▶ [What is asked] Transcribe the lines of the data verbatim, beginning at the line that contains "ch2-limit-label: Limit (407, 7, 439, 24)" and stopping after the line that contains "bottom-softkey-row: StartFreq StopFreq".

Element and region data
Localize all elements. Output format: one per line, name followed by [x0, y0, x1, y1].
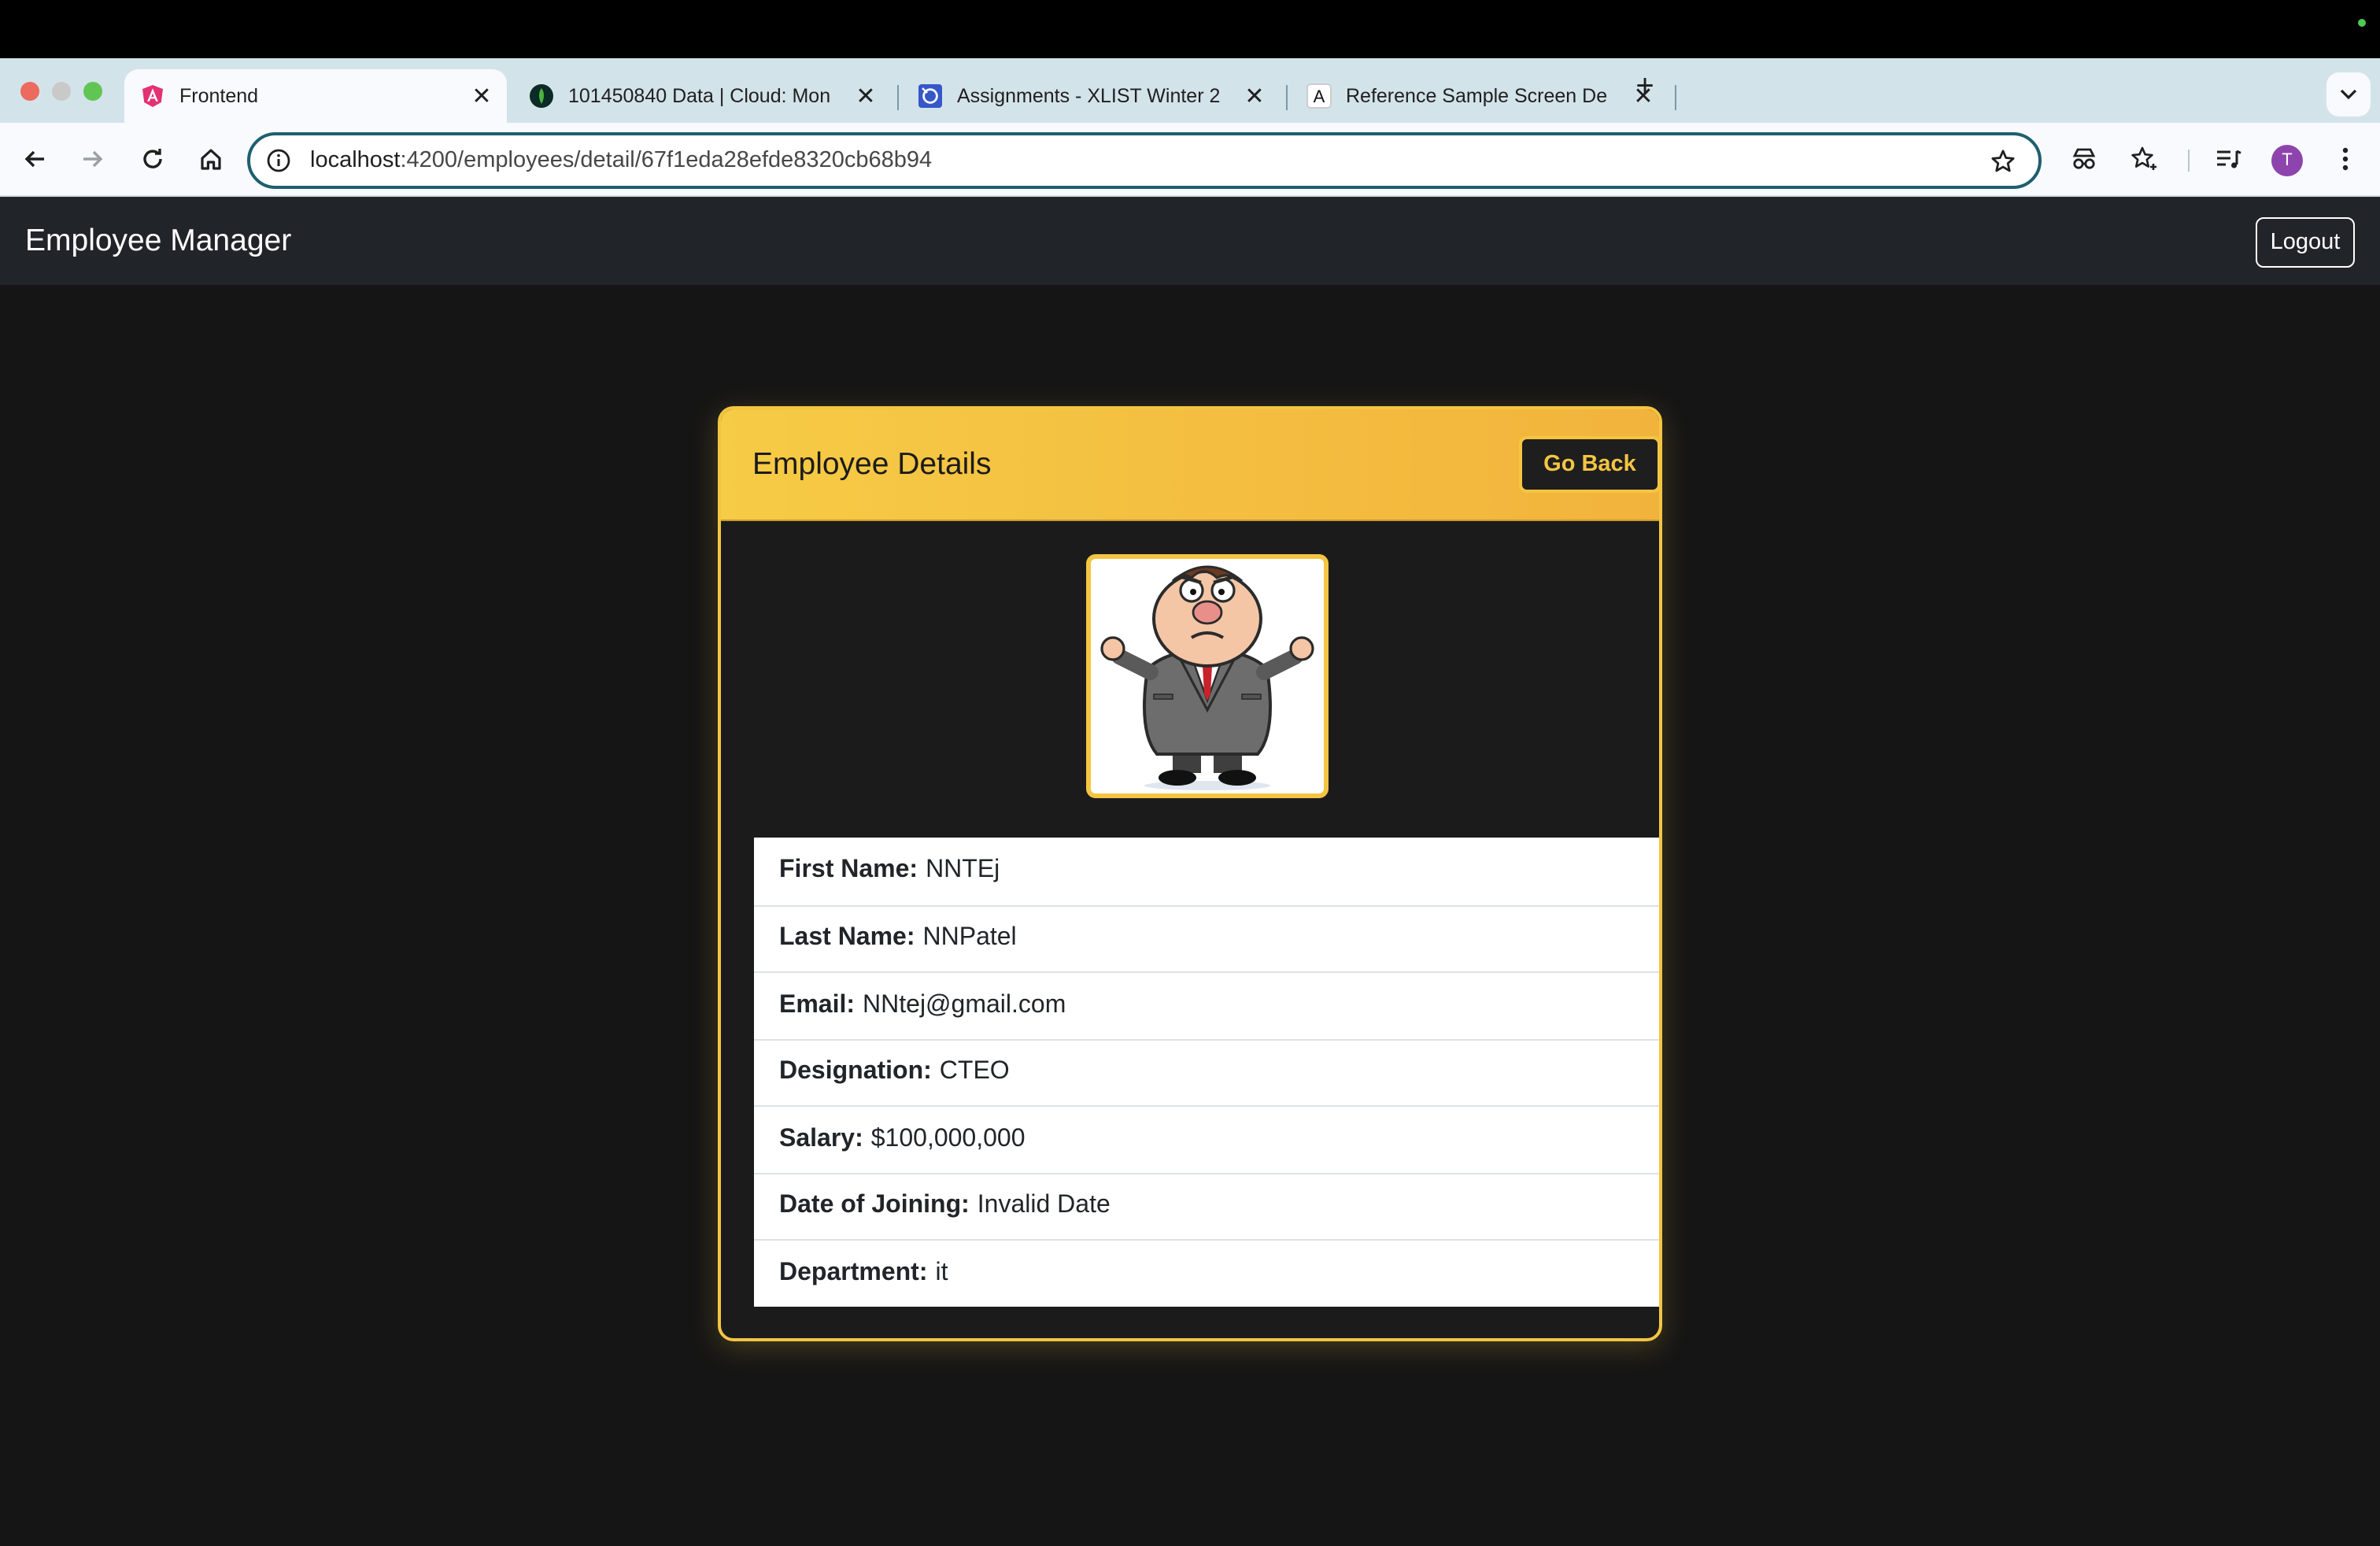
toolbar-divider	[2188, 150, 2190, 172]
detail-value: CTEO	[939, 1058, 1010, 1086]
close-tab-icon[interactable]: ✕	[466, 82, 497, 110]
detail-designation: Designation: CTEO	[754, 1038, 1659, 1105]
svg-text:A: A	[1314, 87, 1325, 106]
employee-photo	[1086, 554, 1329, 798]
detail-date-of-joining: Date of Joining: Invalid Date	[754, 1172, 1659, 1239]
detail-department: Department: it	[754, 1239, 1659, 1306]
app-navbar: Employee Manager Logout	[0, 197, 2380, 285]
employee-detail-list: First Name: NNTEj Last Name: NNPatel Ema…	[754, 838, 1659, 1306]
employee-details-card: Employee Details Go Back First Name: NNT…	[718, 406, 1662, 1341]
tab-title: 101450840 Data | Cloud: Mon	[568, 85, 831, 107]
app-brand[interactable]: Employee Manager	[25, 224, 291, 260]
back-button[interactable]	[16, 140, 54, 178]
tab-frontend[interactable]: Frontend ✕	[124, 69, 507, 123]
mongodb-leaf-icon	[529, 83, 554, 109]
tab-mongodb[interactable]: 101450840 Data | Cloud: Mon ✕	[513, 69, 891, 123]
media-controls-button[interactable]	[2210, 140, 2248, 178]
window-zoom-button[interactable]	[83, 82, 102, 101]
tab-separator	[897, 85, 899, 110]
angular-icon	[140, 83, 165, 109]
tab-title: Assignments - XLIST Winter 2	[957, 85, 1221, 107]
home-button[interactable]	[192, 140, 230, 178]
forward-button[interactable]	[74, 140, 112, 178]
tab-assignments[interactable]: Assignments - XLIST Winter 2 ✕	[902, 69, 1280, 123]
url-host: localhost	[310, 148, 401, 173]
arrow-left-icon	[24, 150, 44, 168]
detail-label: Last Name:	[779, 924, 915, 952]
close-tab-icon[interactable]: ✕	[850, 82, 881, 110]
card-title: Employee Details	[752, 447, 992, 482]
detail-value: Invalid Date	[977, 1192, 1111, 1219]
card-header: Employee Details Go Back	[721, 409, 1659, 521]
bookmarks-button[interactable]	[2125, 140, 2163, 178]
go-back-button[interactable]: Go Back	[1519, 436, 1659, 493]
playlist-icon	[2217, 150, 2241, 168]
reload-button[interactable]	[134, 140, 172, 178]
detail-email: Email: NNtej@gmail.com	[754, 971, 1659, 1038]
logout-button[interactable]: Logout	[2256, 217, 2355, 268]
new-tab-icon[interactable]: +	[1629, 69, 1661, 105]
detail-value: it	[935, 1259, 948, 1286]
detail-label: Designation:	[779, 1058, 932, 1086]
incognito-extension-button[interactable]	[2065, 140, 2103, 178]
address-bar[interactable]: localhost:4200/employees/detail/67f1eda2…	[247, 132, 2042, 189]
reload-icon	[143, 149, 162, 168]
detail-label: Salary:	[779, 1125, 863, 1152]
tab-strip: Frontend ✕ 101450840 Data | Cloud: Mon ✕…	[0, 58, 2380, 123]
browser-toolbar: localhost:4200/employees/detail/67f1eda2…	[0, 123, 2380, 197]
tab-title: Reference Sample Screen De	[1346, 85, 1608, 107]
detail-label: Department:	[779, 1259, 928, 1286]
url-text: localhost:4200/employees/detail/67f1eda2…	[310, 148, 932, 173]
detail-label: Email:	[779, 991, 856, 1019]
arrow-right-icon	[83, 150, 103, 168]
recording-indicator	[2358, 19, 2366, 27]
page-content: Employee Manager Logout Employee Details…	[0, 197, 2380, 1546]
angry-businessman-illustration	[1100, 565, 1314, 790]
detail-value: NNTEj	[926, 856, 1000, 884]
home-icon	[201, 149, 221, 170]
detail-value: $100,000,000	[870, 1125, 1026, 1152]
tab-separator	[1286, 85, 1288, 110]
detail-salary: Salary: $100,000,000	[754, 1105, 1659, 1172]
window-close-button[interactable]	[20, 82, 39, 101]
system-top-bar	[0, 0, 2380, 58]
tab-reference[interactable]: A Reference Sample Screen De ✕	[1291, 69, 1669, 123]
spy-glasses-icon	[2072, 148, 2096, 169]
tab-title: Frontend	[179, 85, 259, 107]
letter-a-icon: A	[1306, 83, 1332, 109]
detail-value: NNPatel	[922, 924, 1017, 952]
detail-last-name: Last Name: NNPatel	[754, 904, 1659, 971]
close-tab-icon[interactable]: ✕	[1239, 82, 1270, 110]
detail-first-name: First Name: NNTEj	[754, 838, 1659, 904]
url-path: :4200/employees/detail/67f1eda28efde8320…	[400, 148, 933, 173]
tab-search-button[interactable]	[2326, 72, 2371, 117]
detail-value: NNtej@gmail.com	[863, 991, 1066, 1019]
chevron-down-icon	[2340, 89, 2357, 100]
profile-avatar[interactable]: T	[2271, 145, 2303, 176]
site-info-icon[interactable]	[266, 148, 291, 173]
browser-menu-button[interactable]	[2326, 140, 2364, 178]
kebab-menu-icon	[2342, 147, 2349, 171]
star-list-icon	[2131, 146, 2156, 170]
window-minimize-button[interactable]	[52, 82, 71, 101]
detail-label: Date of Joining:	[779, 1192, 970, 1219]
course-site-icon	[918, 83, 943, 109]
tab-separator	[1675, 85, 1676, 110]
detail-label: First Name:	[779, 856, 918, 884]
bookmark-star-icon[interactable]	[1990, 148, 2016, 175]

* * *

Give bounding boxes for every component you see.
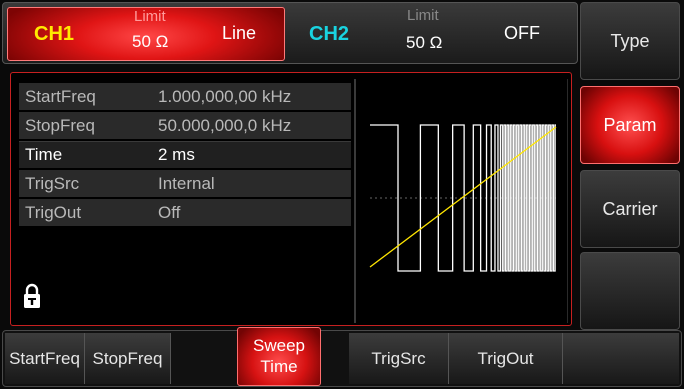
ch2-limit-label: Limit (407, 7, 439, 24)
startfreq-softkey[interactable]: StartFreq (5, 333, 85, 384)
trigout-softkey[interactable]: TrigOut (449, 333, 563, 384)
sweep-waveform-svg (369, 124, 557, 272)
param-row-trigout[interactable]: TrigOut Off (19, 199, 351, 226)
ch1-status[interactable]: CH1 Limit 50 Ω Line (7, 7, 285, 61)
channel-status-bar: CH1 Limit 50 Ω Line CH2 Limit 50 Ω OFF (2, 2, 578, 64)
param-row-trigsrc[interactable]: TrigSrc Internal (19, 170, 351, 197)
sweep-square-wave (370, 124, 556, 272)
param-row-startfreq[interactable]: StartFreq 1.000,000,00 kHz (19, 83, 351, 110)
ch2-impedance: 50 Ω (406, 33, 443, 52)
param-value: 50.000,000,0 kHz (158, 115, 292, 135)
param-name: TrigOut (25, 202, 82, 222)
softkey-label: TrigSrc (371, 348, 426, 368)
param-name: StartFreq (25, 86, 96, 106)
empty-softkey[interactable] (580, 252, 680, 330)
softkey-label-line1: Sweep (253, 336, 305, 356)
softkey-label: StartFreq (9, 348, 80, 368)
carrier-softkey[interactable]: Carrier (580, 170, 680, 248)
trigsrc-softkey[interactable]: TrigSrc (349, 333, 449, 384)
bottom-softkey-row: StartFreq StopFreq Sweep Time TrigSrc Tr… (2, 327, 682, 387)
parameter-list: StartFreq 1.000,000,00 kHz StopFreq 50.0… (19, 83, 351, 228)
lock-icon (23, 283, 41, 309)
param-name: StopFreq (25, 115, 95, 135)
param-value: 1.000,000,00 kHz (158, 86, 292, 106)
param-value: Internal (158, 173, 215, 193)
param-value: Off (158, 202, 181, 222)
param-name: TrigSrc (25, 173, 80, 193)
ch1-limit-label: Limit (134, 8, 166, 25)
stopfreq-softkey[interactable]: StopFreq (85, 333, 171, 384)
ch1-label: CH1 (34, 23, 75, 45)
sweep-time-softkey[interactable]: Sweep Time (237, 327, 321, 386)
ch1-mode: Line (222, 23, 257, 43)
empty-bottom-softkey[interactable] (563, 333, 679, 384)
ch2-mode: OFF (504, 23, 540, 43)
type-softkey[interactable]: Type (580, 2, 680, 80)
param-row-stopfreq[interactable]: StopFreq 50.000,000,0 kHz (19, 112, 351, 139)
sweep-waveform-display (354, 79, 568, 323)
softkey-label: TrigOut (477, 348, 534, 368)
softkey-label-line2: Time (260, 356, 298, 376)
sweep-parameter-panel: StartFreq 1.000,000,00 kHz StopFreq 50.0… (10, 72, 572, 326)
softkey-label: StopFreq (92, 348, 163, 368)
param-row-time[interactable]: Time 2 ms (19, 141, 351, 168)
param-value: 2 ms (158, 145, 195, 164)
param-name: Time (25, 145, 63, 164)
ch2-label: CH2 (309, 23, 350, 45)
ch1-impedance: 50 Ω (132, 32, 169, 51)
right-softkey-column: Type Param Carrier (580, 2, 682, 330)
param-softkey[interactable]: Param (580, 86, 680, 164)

▶ [Worked solution]
ch2-limit-label: Limit (407, 7, 439, 24)
startfreq-softkey[interactable]: StartFreq (5, 333, 85, 384)
trigout-softkey[interactable]: TrigOut (449, 333, 563, 384)
sweep-waveform-svg (369, 124, 557, 272)
param-row-trigout[interactable]: TrigOut Off (19, 199, 351, 226)
ch1-status[interactable]: CH1 Limit 50 Ω Line (7, 7, 285, 61)
channel-status-bar: CH1 Limit 50 Ω Line CH2 Limit 50 Ω OFF (2, 2, 578, 64)
param-row-trigsrc[interactable]: TrigSrc Internal (19, 170, 351, 197)
sweep-square-wave (370, 124, 556, 272)
param-row-startfreq[interactable]: StartFreq 1.000,000,00 kHz (19, 83, 351, 110)
ch2-impedance: 50 Ω (406, 33, 443, 52)
param-value: 50.000,000,0 kHz (158, 115, 292, 135)
param-name: TrigOut (25, 202, 82, 222)
softkey-label: TrigSrc (371, 348, 426, 368)
param-name: StartFreq (25, 86, 96, 106)
empty-softkey[interactable] (580, 252, 680, 330)
softkey-label-line1: Sweep (253, 336, 305, 356)
softkey-label: StartFreq (9, 348, 80, 368)
carrier-softkey[interactable]: Carrier (580, 170, 680, 248)
trigsrc-softkey[interactable]: TrigSrc (349, 333, 449, 384)
bottom-softkey-row: StartFreq StopFreq Sweep Time TrigSrc Tr… (2, 327, 682, 387)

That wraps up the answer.